*Work to be completed*. Take the material below and retype it in full; pictures are left out.
:: Data supplied ::
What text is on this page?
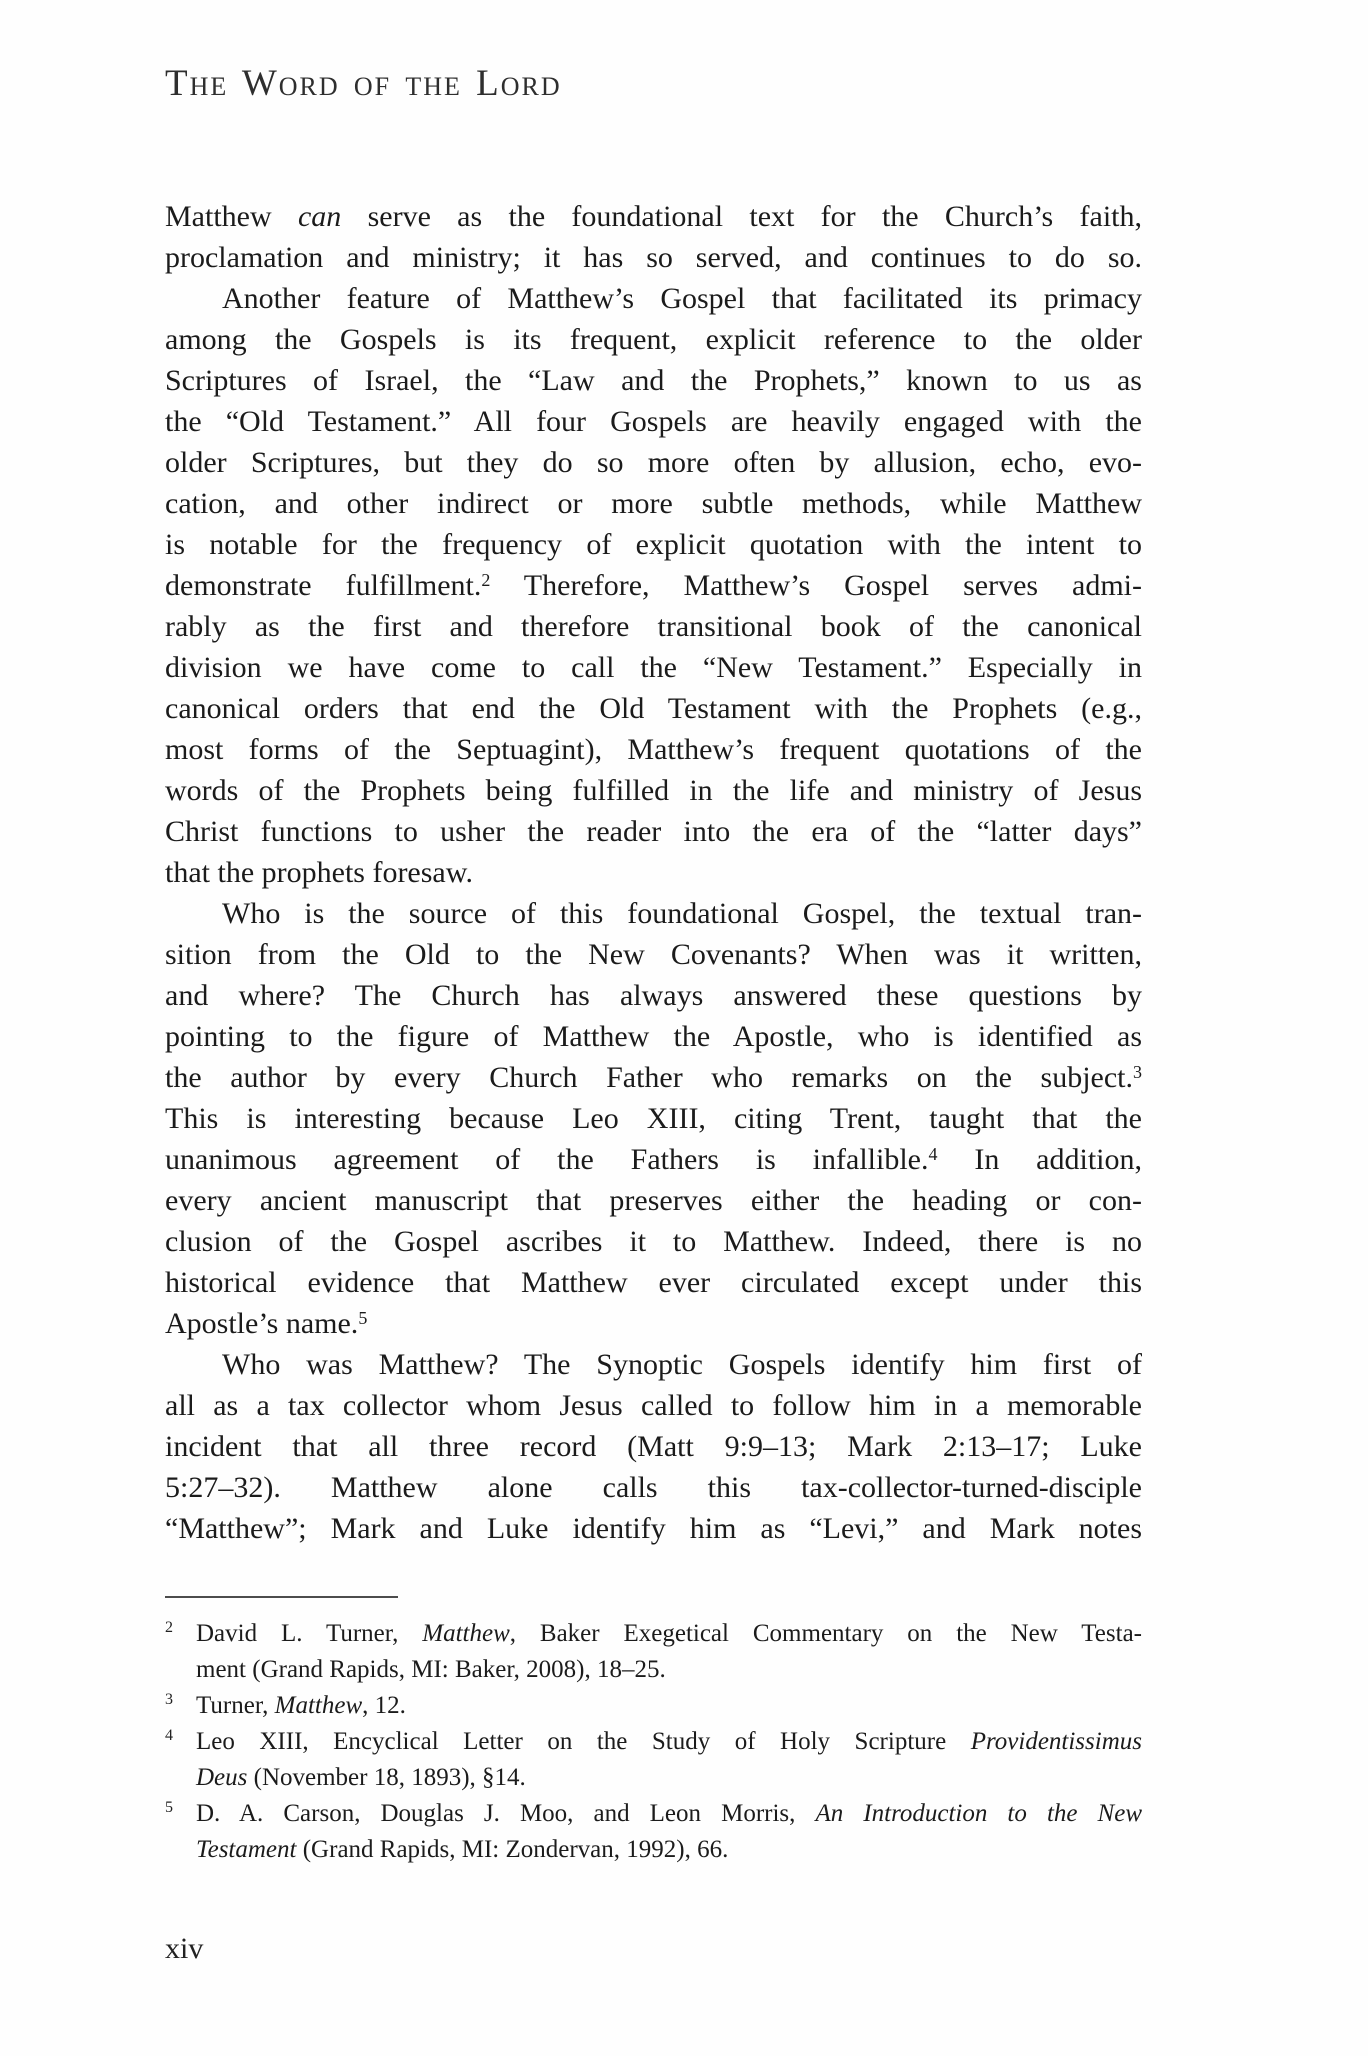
The Word of the Lord
Matthew can serve as the foundational text for the Church’s faith,
proclamation and ministry; it has so served, and continues to do so.
Another feature of Matthew’s Gospel that facilitated its primacy
among the Gospels is its frequent, explicit reference to the older
Scriptures of Israel, the “Law and the Prophets,” known to us as
the “Old Testament.” All four Gospels are heavily engaged with the
older Scriptures, but they do so more often by allusion, echo, evo-
cation, and other indirect or more subtle methods, while Matthew
is notable for the frequency of explicit quotation with the intent to
demonstrate fulfillment.$^2$ Therefore, Matthew’s Gospel serves admi-
rably as the first and therefore transitional book of the canonical
division we have come to call the “New Testament.” Especially in
canonical orders that end the Old Testament with the Prophets (e.g.,
most forms of the Septuagint), Matthew’s frequent quotations of the
words of the Prophets being fulfilled in the life and ministry of Jesus
Christ functions to usher the reader into the era of the “latter days”
that the prophets foresaw.
Who is the source of this foundational Gospel, the textual tran-
sition from the Old to the New Covenants? When was it written,
and where? The Church has always answered these questions by
pointing to the figure of Matthew the Apostle, who is identified as
the author by every Church Father who remarks on the subject.$^3$
This is interesting because Leo XIII, citing Trent, taught that the
unanimous agreement of the Fathers is infallible.$^4$ In addition,
every ancient manuscript that preserves either the heading or con-
clusion of the Gospel ascribes it to Matthew. Indeed, there is no
historical evidence that Matthew ever circulated except under this
Apostle’s name.$^5$
Who was Matthew? The Synoptic Gospels identify him first of
all as a tax collector whom Jesus called to follow him in a memorable
incident that all three record (Matt 9:9–13; Mark 2:13–17; Luke
5:27–32). Matthew alone calls this tax-collector-turned-disciple
“Matthew”; Mark and Luke identify him as “Levi,” and Mark notes
2 David L. Turner, Matthew, Baker Exegetical Commentary on the New Testa-
ment (Grand Rapids, MI: Baker, 2008), 18–25.
3 Turner, Matthew, 12.
4 Leo XIII, Encyclical Letter on the Study of Holy Scripture Providentissimus
Deus (November 18, 1893), §14.
5 D. A. Carson, Douglas J. Moo, and Leon Morris, An Introduction to the New
Testament (Grand Rapids, MI: Zondervan, 1992), 66.
xiv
:::
*The answer*.
What text is on this page?
The Word of the Lord
Matthew can serve as the foundational text for the Church’s faith,
proclamation and ministry; it has so served, and continues to do so.
Another feature of Matthew’s Gospel that facilitated its primacy
among the Gospels is its frequent, explicit reference to the older
Scriptures of Israel, the “Law and the Prophets,” known to us as
the “Old Testament.” All four Gospels are heavily engaged with the
older Scriptures, but they do so more often by allusion, echo, evo-
cation, and other indirect or more subtle methods, while Matthew
is notable for the frequency of explicit quotation with the intent to
demonstrate fulfillment.$^2$ Therefore, Matthew’s Gospel serves admi-
rably as the first and therefore transitional book of the canonical
division we have come to call the “New Testament.” Especially in
canonical orders that end the Old Testament with the Prophets (e.g.,
most forms of the Septuagint), Matthew’s frequent quotations of the
words of the Prophets being fulfilled in the life and ministry of Jesus
Christ functions to usher the reader into the era of the “latter days”
that the prophets foresaw.
Who is the source of this foundational Gospel, the textual tran-
sition from the Old to the New Covenants? When was it written,
and where? The Church has always answered these questions by
pointing to the figure of Matthew the Apostle, who is identified as
the author by every Church Father who remarks on the subject.$^3$
This is interesting because Leo XIII, citing Trent, taught that the
unanimous agreement of the Fathers is infallible.$^4$ In addition,
every ancient manuscript that preserves either the heading or con-
clusion of the Gospel ascribes it to Matthew. Indeed, there is no
historical evidence that Matthew ever circulated except under this
Apostle’s name.$^5$
Who was Matthew? The Synoptic Gospels identify him first of
all as a tax collector whom Jesus called to follow him in a memorable
incident that all three record (Matt 9:9–13; Mark 2:13–17; Luke
5:27–32). Matthew alone calls this tax-collector-turned-disciple
“Matthew”; Mark and Luke identify him as “Levi,” and Mark notes
2 David L. Turner, Matthew, Baker Exegetical Commentary on the New Testa-
ment (Grand Rapids, MI: Baker, 2008), 18–25.
3 Turner, Matthew, 12.
4 Leo XIII, Encyclical Letter on the Study of Holy Scripture Providentissimus
Deus (November 18, 1893), §14.
5 D. A. Carson, Douglas J. Moo, and Leon Morris, An Introduction to the New
Testament (Grand Rapids, MI: Zondervan, 1992), 66.
xiv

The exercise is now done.